## Set problem
Write out all lines holding the word "Google".

## Provided data
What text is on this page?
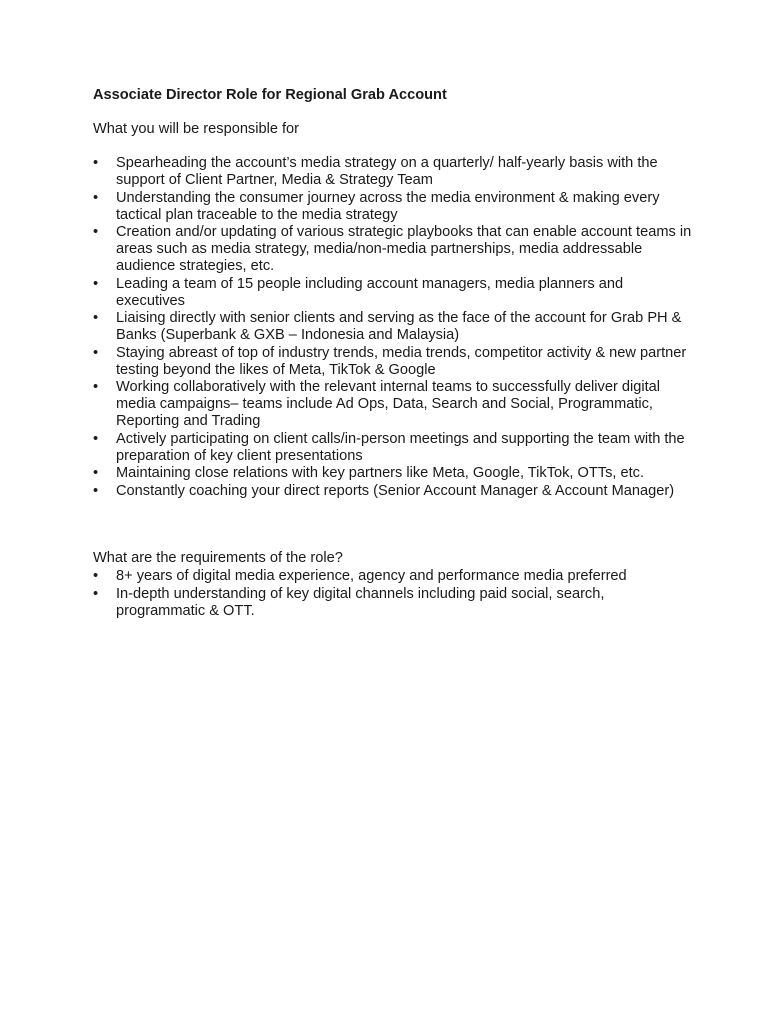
Associate Director Role for Regional Grab Account

What you will be responsible for

•	Spearheading the account’s media strategy on a quarterly/ half-yearly basis with the support of Client Partner, Media & Strategy Team
•	Understanding the consumer journey across the media environment & making every tactical plan traceable to the media strategy
•	Creation and/or updating of various strategic playbooks that can enable account teams in areas such as media strategy, media/non-media partnerships, media addressable audience strategies, etc.
•	Leading a team of 15 people including account managers, media planners and executives
•	Liaising directly with senior clients and serving as the face of the account for Grab PH & Banks (Superbank & GXB – Indonesia and Malaysia)
•	Staying abreast of top of industry trends, media trends, competitor activity & new partner testing beyond the likes of Meta, TikTok & Google
•	Working collaboratively with the relevant internal teams to successfully deliver digital media campaigns– teams include Ad Ops, Data, Search and Social, Programmatic, Reporting and Trading
•	Actively participating on client calls/in-person meetings and supporting the team with the preparation of key client presentations
•	Maintaining close relations with key partners like Meta, Google, TikTok, OTTs, etc.
•	Constantly coaching your direct reports (Senior Account Manager & Account Manager)

What are the requirements of the role?

•	8+ years of digital media experience, agency and performance media preferred
•	In-depth understanding of key digital channels including paid social, search, programmatic & OTT.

## Task output
•	Staying abreast of top of industry trends, media trends, competitor activity & new partner testing beyond the likes of Meta, TikTok & Google
•	Maintaining close relations with key partners like Meta, Google, TikTok, OTTs, etc.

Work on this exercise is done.